Of all the lines in the records, how many hold the word "osaaminen"? Answer with the number only.

• Given entries:
-=-=-=-=-
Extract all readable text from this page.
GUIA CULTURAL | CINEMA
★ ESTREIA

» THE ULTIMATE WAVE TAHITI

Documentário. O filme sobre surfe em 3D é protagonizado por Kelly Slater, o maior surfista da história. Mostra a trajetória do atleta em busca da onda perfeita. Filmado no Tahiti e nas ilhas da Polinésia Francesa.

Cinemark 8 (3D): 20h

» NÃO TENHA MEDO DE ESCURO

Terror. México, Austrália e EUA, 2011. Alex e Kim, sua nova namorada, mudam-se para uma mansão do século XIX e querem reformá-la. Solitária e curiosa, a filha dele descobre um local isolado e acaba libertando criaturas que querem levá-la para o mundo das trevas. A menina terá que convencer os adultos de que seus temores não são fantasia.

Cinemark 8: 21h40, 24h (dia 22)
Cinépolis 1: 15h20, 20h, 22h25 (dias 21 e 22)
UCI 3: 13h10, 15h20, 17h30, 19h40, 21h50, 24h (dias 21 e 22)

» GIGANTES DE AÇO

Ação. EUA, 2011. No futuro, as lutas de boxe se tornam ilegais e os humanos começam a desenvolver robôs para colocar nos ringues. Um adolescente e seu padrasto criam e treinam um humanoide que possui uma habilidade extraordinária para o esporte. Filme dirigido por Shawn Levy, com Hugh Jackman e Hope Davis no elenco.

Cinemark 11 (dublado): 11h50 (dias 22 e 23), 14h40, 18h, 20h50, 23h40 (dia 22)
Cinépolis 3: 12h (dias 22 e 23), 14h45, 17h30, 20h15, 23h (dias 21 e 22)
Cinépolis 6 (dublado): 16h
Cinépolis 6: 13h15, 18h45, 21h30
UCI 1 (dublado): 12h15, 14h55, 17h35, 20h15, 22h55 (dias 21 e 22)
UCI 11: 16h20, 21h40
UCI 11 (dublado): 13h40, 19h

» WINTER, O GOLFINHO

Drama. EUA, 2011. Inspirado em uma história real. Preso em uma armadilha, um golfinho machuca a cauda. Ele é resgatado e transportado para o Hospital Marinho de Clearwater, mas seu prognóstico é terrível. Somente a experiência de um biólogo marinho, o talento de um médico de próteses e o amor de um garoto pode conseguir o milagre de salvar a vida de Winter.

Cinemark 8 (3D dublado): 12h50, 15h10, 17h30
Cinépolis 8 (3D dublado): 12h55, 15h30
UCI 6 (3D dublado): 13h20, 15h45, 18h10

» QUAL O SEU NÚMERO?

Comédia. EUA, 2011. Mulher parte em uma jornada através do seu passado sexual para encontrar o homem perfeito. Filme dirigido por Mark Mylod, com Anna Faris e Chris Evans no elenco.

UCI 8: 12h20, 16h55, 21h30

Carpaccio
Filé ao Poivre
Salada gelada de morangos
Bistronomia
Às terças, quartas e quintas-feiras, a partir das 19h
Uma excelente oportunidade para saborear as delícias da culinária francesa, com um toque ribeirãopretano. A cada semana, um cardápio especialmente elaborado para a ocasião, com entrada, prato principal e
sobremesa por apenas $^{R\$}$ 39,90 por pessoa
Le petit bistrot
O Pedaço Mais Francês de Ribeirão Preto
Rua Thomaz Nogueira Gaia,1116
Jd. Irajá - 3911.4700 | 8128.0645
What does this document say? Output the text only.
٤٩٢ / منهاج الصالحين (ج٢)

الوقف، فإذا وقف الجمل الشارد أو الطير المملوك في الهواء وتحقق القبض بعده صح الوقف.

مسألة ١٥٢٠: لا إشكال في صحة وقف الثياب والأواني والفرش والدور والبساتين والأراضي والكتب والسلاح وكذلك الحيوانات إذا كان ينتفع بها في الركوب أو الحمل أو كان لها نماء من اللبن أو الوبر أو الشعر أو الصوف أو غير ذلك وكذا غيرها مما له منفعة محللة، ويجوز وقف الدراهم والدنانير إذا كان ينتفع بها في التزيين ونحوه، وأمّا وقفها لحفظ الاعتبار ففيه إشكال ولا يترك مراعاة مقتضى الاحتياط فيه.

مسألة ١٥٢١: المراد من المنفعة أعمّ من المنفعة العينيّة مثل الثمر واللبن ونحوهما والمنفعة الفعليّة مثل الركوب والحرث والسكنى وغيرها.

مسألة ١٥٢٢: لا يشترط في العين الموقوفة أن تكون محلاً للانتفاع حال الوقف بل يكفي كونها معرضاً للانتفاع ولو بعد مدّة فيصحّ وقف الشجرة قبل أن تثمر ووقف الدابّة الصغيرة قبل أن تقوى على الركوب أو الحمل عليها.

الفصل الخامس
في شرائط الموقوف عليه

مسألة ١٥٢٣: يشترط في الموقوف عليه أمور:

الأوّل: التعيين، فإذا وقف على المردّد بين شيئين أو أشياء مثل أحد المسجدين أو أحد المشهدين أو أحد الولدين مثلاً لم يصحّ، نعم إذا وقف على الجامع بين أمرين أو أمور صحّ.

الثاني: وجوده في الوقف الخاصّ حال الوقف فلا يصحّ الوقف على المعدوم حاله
-=-=-=-=-
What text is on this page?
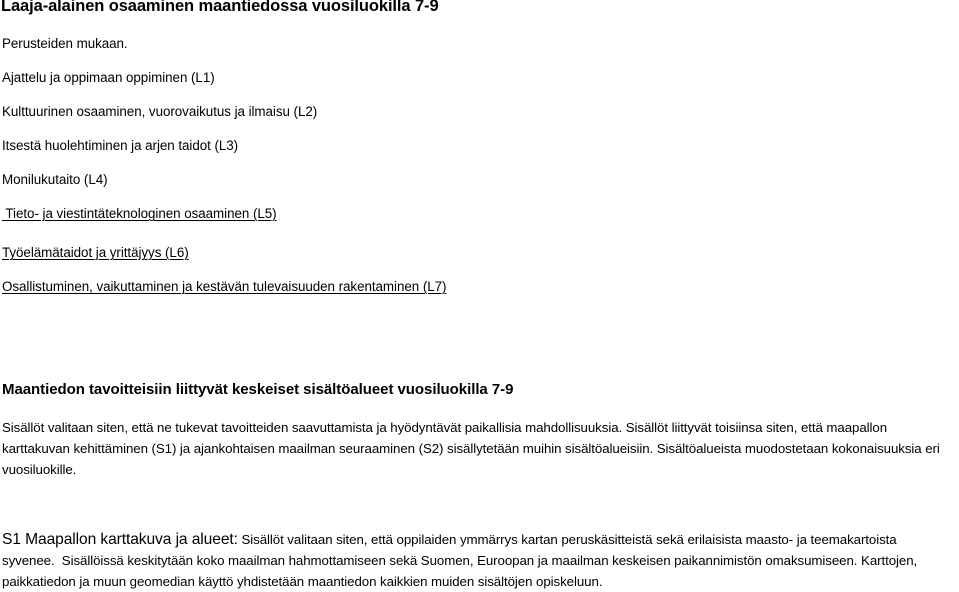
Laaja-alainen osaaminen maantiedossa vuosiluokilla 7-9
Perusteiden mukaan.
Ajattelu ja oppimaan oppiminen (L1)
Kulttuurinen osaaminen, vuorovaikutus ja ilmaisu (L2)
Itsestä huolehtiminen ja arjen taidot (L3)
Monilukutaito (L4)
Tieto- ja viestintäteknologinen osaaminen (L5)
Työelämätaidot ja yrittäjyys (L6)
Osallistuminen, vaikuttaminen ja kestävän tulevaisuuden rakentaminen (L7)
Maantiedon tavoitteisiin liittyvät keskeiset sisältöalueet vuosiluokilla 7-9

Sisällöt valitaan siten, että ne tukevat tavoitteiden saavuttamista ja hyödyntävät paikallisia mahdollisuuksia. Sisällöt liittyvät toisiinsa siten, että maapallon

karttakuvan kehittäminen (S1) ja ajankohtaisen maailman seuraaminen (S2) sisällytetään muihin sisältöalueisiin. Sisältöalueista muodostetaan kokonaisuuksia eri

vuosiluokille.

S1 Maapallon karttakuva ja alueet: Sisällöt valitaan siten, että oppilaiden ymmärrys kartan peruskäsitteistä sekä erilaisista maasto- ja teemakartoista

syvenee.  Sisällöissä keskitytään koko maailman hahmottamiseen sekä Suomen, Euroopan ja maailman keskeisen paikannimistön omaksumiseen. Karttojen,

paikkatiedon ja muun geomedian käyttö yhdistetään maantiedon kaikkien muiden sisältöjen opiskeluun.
-=-=-=-=-
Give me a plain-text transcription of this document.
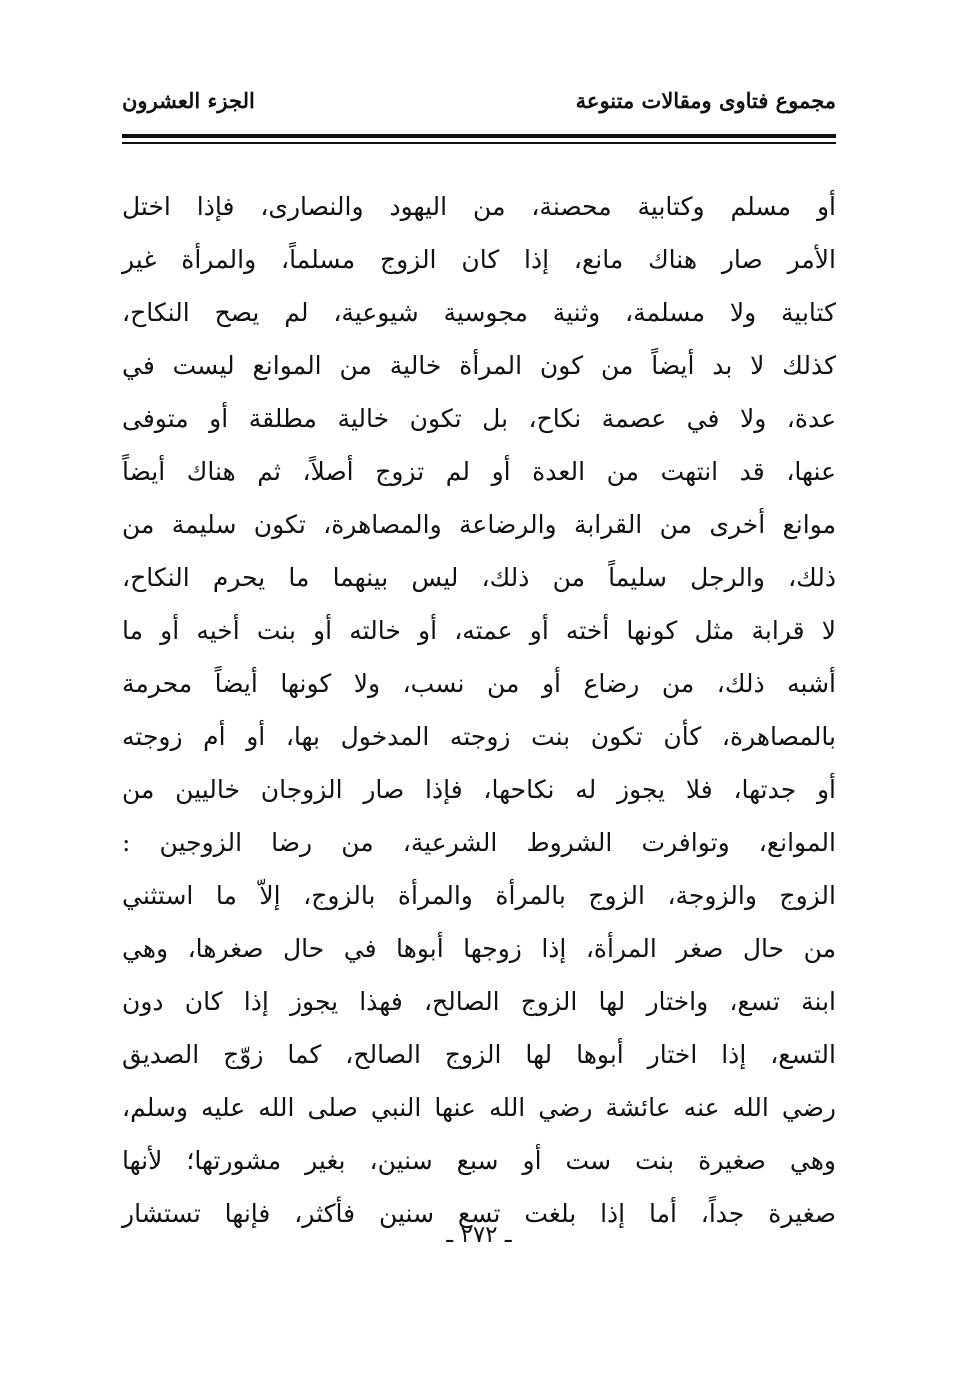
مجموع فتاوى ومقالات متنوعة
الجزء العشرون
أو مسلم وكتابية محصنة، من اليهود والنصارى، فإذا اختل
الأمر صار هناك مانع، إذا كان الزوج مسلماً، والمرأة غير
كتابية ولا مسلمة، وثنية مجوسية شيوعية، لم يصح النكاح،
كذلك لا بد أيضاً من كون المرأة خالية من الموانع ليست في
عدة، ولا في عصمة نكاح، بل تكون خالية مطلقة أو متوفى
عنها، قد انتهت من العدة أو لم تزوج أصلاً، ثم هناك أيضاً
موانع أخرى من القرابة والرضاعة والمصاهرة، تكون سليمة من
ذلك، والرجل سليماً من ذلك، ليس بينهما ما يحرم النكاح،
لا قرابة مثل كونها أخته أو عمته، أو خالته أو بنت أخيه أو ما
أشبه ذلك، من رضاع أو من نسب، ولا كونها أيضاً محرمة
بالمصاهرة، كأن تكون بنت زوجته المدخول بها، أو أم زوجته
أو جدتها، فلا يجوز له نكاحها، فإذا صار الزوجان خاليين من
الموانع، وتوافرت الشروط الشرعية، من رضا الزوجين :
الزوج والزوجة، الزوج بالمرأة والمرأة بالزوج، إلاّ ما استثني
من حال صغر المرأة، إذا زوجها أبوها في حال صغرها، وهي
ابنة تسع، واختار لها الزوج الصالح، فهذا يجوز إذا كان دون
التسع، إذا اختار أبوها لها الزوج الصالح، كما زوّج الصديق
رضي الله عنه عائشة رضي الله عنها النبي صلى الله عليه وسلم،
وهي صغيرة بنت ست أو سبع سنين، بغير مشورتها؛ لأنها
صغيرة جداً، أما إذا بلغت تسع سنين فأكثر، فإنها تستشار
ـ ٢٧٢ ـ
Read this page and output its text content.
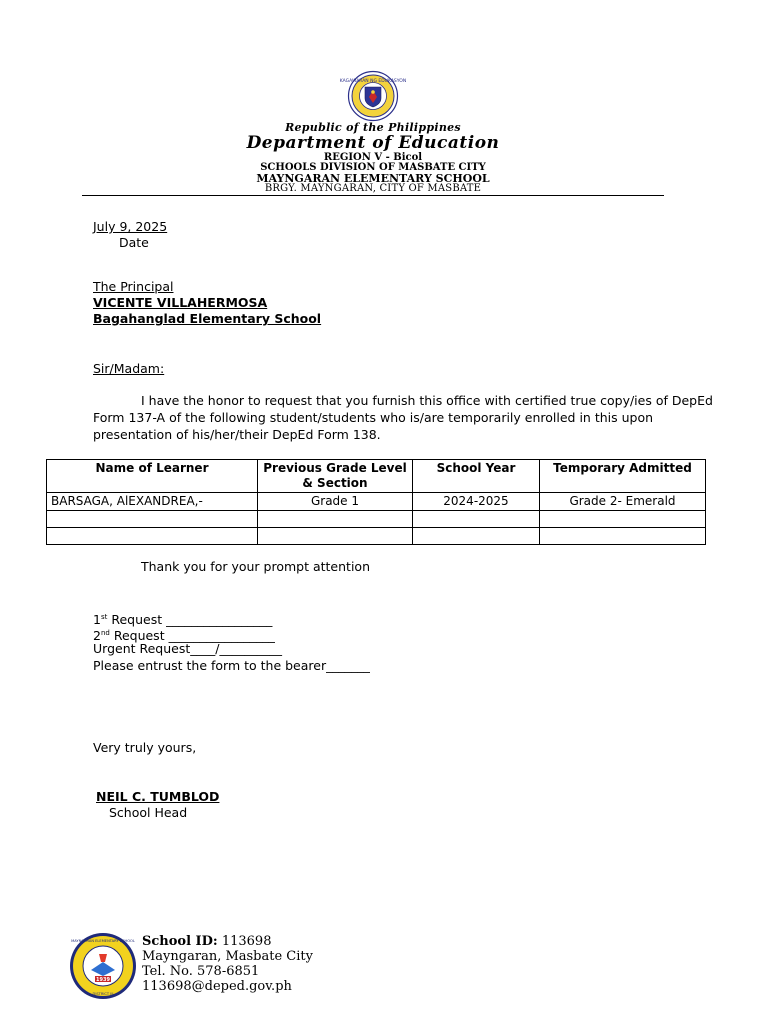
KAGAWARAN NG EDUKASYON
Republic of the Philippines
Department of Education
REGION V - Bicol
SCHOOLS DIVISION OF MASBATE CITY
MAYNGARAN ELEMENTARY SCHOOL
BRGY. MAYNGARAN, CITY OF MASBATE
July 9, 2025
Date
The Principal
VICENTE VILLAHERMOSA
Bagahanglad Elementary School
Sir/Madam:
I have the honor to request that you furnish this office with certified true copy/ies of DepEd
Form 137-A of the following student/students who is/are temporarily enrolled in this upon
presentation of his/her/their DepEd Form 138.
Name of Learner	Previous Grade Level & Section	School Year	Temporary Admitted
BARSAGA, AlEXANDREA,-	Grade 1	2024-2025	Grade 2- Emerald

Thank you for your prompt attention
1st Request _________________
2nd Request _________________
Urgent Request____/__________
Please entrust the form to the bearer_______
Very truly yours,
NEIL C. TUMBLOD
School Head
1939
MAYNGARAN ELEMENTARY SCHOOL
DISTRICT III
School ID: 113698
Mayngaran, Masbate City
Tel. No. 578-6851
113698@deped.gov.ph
-=-=-=-=-
• Answer to the task:
3